**Description of the task**
Provide only the number of lines in the data below that contain the string "Сельхозтоваропроизводителями".

Extracted data entries:
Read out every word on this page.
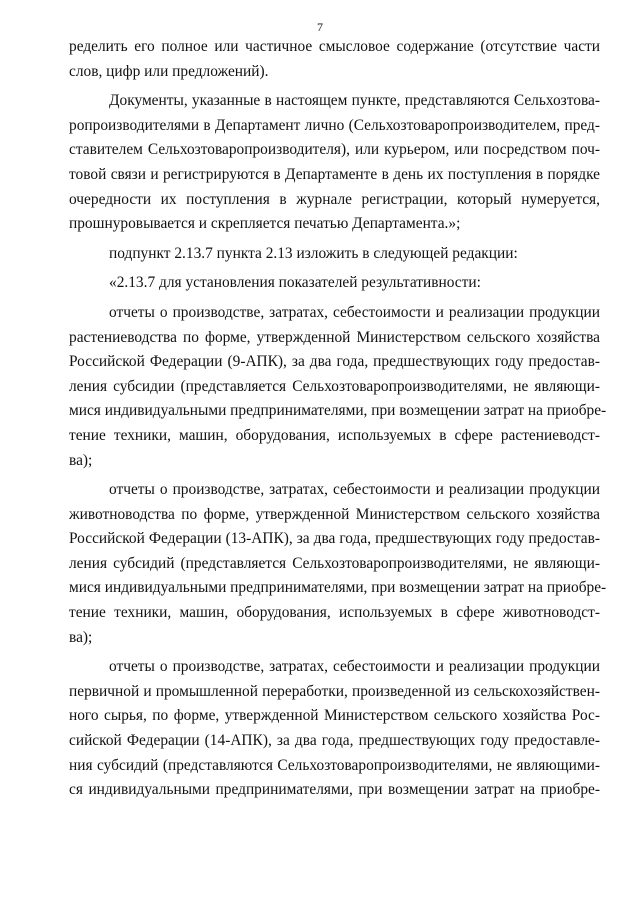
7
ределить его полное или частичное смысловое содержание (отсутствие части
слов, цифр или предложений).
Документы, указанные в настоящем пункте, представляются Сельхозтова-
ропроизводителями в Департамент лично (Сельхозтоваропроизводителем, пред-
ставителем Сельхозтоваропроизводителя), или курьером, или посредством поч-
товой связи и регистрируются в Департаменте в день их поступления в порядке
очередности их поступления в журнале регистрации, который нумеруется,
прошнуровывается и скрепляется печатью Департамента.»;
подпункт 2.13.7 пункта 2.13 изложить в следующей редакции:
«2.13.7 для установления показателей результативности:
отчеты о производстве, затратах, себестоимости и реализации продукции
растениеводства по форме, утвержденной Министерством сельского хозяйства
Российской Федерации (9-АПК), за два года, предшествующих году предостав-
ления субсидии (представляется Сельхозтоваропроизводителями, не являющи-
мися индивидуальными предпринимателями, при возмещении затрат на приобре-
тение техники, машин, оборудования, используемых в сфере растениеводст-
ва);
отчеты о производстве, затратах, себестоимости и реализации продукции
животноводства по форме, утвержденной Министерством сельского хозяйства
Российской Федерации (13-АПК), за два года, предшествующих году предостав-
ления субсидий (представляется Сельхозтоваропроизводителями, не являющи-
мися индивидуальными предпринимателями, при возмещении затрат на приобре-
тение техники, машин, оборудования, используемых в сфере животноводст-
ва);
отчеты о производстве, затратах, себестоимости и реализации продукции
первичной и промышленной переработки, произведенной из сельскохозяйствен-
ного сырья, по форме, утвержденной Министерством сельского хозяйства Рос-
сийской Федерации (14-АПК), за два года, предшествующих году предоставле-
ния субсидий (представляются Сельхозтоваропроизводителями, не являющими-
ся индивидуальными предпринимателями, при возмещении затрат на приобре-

**Answer for the task**
3